:: STATED GOAL ::
Gather from the material every line that contains the string "Smaller".

--- start of MATERIAL SUPPLIED ---

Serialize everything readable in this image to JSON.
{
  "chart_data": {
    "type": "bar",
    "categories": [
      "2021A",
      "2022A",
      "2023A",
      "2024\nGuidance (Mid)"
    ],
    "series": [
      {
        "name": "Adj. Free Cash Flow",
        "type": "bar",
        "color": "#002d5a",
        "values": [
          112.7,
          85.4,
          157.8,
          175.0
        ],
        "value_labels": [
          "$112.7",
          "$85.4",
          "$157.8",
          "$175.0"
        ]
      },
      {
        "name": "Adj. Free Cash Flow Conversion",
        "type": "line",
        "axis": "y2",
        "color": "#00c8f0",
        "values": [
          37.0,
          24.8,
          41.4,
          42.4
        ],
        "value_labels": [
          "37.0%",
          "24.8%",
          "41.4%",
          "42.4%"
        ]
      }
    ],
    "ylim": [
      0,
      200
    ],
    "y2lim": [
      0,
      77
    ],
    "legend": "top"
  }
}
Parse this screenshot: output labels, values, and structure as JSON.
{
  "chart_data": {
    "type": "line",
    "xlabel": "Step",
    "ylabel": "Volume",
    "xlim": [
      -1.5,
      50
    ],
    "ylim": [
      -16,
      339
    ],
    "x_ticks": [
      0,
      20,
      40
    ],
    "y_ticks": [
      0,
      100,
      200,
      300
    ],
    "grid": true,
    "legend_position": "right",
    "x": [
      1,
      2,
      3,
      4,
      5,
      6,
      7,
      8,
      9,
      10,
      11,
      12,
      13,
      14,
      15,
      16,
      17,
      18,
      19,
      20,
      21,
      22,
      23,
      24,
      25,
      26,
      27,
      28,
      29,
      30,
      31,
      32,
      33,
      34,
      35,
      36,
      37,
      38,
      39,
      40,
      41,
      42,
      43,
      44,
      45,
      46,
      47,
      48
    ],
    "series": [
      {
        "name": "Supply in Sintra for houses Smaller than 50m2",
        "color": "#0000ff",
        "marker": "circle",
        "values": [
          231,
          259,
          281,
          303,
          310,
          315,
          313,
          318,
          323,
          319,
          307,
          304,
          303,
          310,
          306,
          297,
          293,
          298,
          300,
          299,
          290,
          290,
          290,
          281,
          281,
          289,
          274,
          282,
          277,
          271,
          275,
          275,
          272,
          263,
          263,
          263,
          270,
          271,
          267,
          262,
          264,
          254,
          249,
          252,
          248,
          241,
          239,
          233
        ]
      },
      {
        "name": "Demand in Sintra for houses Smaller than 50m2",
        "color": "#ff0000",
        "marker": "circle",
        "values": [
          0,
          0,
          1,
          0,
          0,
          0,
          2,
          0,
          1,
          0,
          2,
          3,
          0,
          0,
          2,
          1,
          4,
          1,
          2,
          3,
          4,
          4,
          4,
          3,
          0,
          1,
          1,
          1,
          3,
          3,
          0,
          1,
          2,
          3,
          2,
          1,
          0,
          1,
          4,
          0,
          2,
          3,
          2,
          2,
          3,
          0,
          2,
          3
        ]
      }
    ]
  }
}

--- end of MATERIAL SUPPLIED ---

:: RESPONSE TO THIS EXERCISE ::
        "name": "Supply in Sintra for houses Smaller than 50m2",
        "name": "Demand in Sintra for houses Smaller than 50m2",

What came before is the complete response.